* Challenge:
Determine the number of lines holding the word "marker"; answer with that number only.

Records from a dataset

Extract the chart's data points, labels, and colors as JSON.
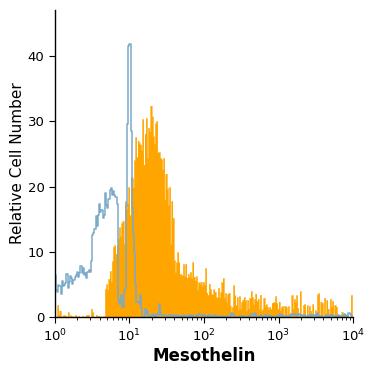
{
  "title": "",
  "xlabel": "Mesothelin",
  "ylabel": "Relative Cell Number",
  "xlim_log": [
    0,
    4
  ],
  "ylim": [
    0,
    47
  ],
  "yticks": [
    0,
    10,
    20,
    30,
    40
  ],
  "xlabel_fontsize": 12,
  "ylabel_fontsize": 11,
  "filled_color": "#FFA500",
  "open_color": "#7AAAC8",
  "background_color": "#ffffff",
  "n_bins": 256
}
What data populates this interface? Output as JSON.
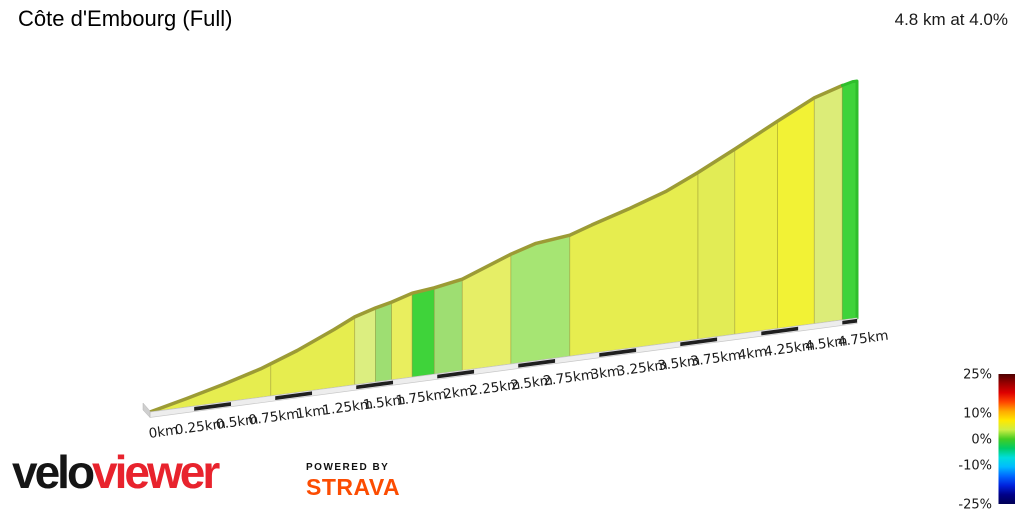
{
  "header": {
    "title": "Côte d'Embourg (Full)",
    "summary": "4.8 km at 4.0%"
  },
  "footer": {
    "brand_black": "velo",
    "brand_red": "viewer",
    "brand_black_color": "#151515",
    "brand_red_color": "#e8232d",
    "powered_by": "POWERED BY",
    "strava": "STRAVA",
    "strava_color": "#fc4c02"
  },
  "chart_data": {
    "type": "area",
    "title": "Côte d'Embourg (Full)",
    "total_distance_km": 4.8,
    "average_gradient_pct": 4.0,
    "x_unit": "km",
    "x_tick_labels": [
      "0km",
      "0.25km",
      "0.5km",
      "0.75km",
      "1km",
      "1.25km",
      "1.5km",
      "1.75km",
      "2km",
      "2.25km",
      "2.5km",
      "2.75km",
      "3km",
      "3.25km",
      "3.5km",
      "3.75km",
      "4km",
      "4.25km",
      "4.5km",
      "4.75km"
    ],
    "x_tick_km": [
      0,
      0.25,
      0.5,
      0.75,
      1,
      1.25,
      1.5,
      1.75,
      2,
      2.25,
      2.5,
      2.75,
      3,
      3.25,
      3.5,
      3.75,
      4,
      4.25,
      4.5,
      4.75
    ],
    "elevation_profile": [
      {
        "km": 0.0,
        "elev_m": 0
      },
      {
        "km": 0.25,
        "elev_m": 7
      },
      {
        "km": 0.5,
        "elev_m": 14.5
      },
      {
        "km": 0.75,
        "elev_m": 23
      },
      {
        "km": 1.0,
        "elev_m": 34
      },
      {
        "km": 1.25,
        "elev_m": 47
      },
      {
        "km": 1.39,
        "elev_m": 55
      },
      {
        "km": 1.53,
        "elev_m": 60
      },
      {
        "km": 1.64,
        "elev_m": 63
      },
      {
        "km": 1.78,
        "elev_m": 68
      },
      {
        "km": 1.93,
        "elev_m": 70
      },
      {
        "km": 2.12,
        "elev_m": 74
      },
      {
        "km": 2.45,
        "elev_m": 89
      },
      {
        "km": 2.62,
        "elev_m": 95
      },
      {
        "km": 2.85,
        "elev_m": 98
      },
      {
        "km": 3.0,
        "elev_m": 104
      },
      {
        "km": 3.25,
        "elev_m": 113
      },
      {
        "km": 3.5,
        "elev_m": 123
      },
      {
        "km": 3.72,
        "elev_m": 135
      },
      {
        "km": 3.97,
        "elev_m": 150
      },
      {
        "km": 4.26,
        "elev_m": 168
      },
      {
        "km": 4.51,
        "elev_m": 183
      },
      {
        "km": 4.7,
        "elev_m": 190
      },
      {
        "km": 4.77,
        "elev_m": 192
      },
      {
        "km": 4.8,
        "elev_m": 192
      }
    ],
    "gradient_segments": [
      {
        "from_km": 0.0,
        "to_km": 0.82,
        "color": "#e6ed4f",
        "approx_gradient_pct": 3.5
      },
      {
        "from_km": 0.82,
        "to_km": 1.39,
        "color": "#e6ed4f",
        "approx_gradient_pct": 5.0
      },
      {
        "from_km": 1.39,
        "to_km": 1.53,
        "color": "#dcee80",
        "approx_gradient_pct": 3.8
      },
      {
        "from_km": 1.53,
        "to_km": 1.64,
        "color": "#9ede72",
        "approx_gradient_pct": 2.7
      },
      {
        "from_km": 1.64,
        "to_km": 1.78,
        "color": "#e9ee5e",
        "approx_gradient_pct": 3.6
      },
      {
        "from_km": 1.78,
        "to_km": 1.93,
        "color": "#3fd33a",
        "approx_gradient_pct": 1.3
      },
      {
        "from_km": 1.93,
        "to_km": 2.12,
        "color": "#9ede72",
        "approx_gradient_pct": 2.1
      },
      {
        "from_km": 2.12,
        "to_km": 2.45,
        "color": "#e6ee66",
        "approx_gradient_pct": 4.5
      },
      {
        "from_km": 2.45,
        "to_km": 2.85,
        "color": "#a6e573",
        "approx_gradient_pct": 2.2
      },
      {
        "from_km": 2.85,
        "to_km": 3.72,
        "color": "#e6ed4f",
        "approx_gradient_pct": 4.2
      },
      {
        "from_km": 3.72,
        "to_km": 3.97,
        "color": "#e2ec55",
        "approx_gradient_pct": 6.0
      },
      {
        "from_km": 3.97,
        "to_km": 4.26,
        "color": "#edf046",
        "approx_gradient_pct": 6.2
      },
      {
        "from_km": 4.26,
        "to_km": 4.51,
        "color": "#f2f235",
        "approx_gradient_pct": 6.0
      },
      {
        "from_km": 4.51,
        "to_km": 4.7,
        "color": "#dcec78",
        "approx_gradient_pct": 3.7
      },
      {
        "from_km": 4.7,
        "to_km": 4.8,
        "color": "#3fd33a",
        "approx_gradient_pct": 1.0
      }
    ],
    "legend": {
      "tick_labels": [
        "25%",
        "10%",
        "0%",
        "-10%",
        "-25%"
      ],
      "tick_values": [
        25,
        10,
        0,
        -10,
        -25
      ],
      "colormap_stops_top_to_bottom": [
        "#4d0000",
        "#990000",
        "#dd0000",
        "#ff4400",
        "#ffaa00",
        "#ffe800",
        "#ccee44",
        "#44cc22",
        "#00cc66",
        "#00dddd",
        "#00bbff",
        "#0066ff",
        "#0022dd",
        "#000088",
        "#000055"
      ],
      "position": "right"
    },
    "layout": {
      "grid": false,
      "y_axis_labels": false,
      "ridge_color": "#9c9b35",
      "end_cap_color": "#2fbe2c",
      "axis_ribbon_color": "#ededed",
      "axis_dash_color": "#1f1f1f"
    }
  }
}
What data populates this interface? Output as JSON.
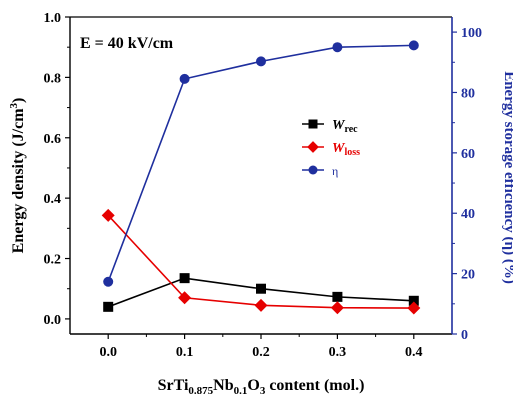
{
  "chart_data": {
    "type": "line",
    "annotation": "E = 40 kV/cm",
    "x": [
      0.0,
      0.1,
      0.2,
      0.3,
      0.4
    ],
    "xticks": [
      "0.0",
      "0.1",
      "0.2",
      "0.3",
      "0.4"
    ],
    "xlim": [
      -0.05,
      0.45
    ],
    "xlabel": {
      "parts": [
        {
          "text": "SrTi",
          "sub": false
        },
        {
          "text": "0.875",
          "sub": true
        },
        {
          "text": "Nb",
          "sub": false
        },
        {
          "text": "0.1",
          "sub": true
        },
        {
          "text": "O",
          "sub": false
        },
        {
          "text": "3",
          "sub": true
        },
        {
          "text": " content (mol.)",
          "sub": false
        }
      ]
    },
    "left_axis": {
      "ylim": [
        -0.05,
        1.0
      ],
      "ticks": [
        "0.0",
        "0.2",
        "0.4",
        "0.6",
        "0.8",
        "1.0"
      ],
      "label": {
        "parts": [
          {
            "text": "Energy density (J/cm",
            "sup": false
          },
          {
            "text": "3",
            "sup": true
          },
          {
            "text": ")",
            "sup": false
          }
        ]
      },
      "color": "#000000"
    },
    "right_axis": {
      "ylim": [
        0,
        105
      ],
      "ticks": [
        "0",
        "20",
        "40",
        "60",
        "80",
        "100"
      ],
      "label": "Energy storage efficiency (η) (%)",
      "color": "#1f2f9e"
    },
    "series": [
      {
        "name": "W",
        "sub": "rec",
        "axis": "left",
        "marker": "square",
        "color": "#000000",
        "values": [
          0.04,
          0.135,
          0.1,
          0.073,
          0.06
        ]
      },
      {
        "name": "W",
        "sub": "loss",
        "axis": "left",
        "marker": "diamond",
        "color": "#e60000",
        "values": [
          0.343,
          0.07,
          0.045,
          0.037,
          0.036
        ]
      },
      {
        "name": "η",
        "sub": "",
        "axis": "right",
        "marker": "circle",
        "color": "#1f2f9e",
        "values": [
          17.3,
          84.5,
          90.3,
          95.0,
          95.6
        ]
      }
    ],
    "legend_position": "center-right",
    "grid": false
  }
}
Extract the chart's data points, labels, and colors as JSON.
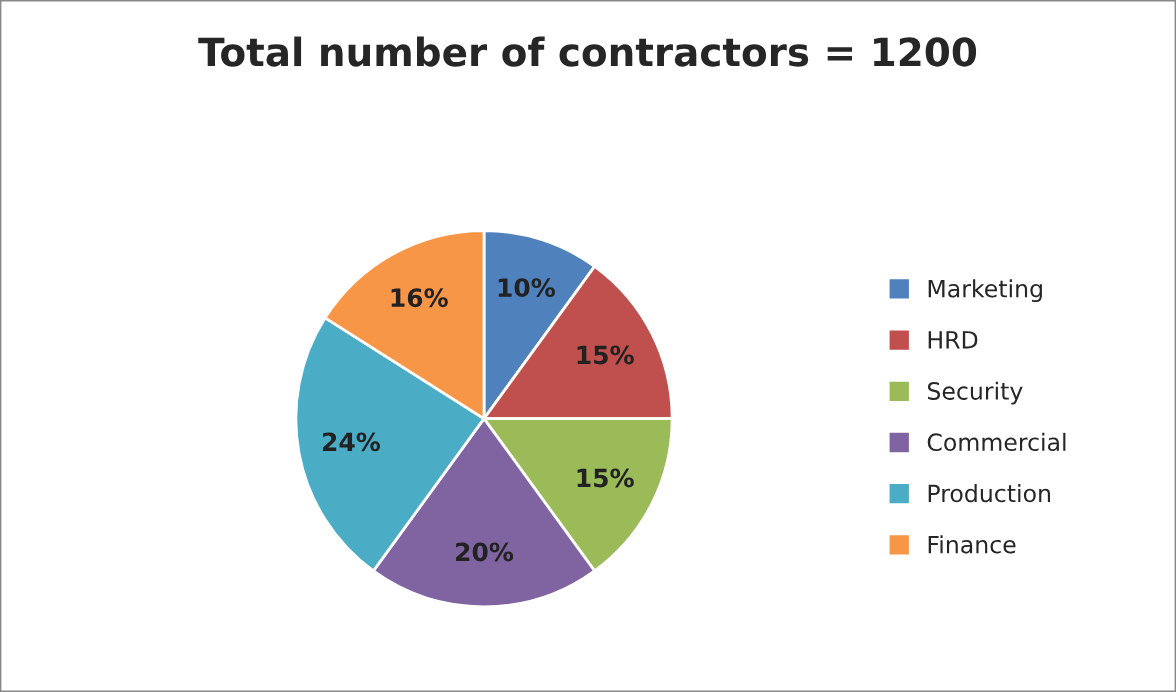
{
  "chart_data": {
    "type": "pie",
    "title": "Total number of contractors = 1200",
    "categories": [
      "Marketing",
      "HRD",
      "Security",
      "Commercial",
      "Production",
      "Finance"
    ],
    "values": [
      10,
      15,
      15,
      20,
      24,
      16
    ],
    "colors": [
      "#4f81bd",
      "#c0504d",
      "#9bbb59",
      "#8064a2",
      "#4bacc6",
      "#f79646"
    ],
    "value_labels": [
      "10%",
      "15%",
      "15%",
      "20%",
      "24%",
      "16%"
    ],
    "legend": "right"
  }
}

* Output below:
3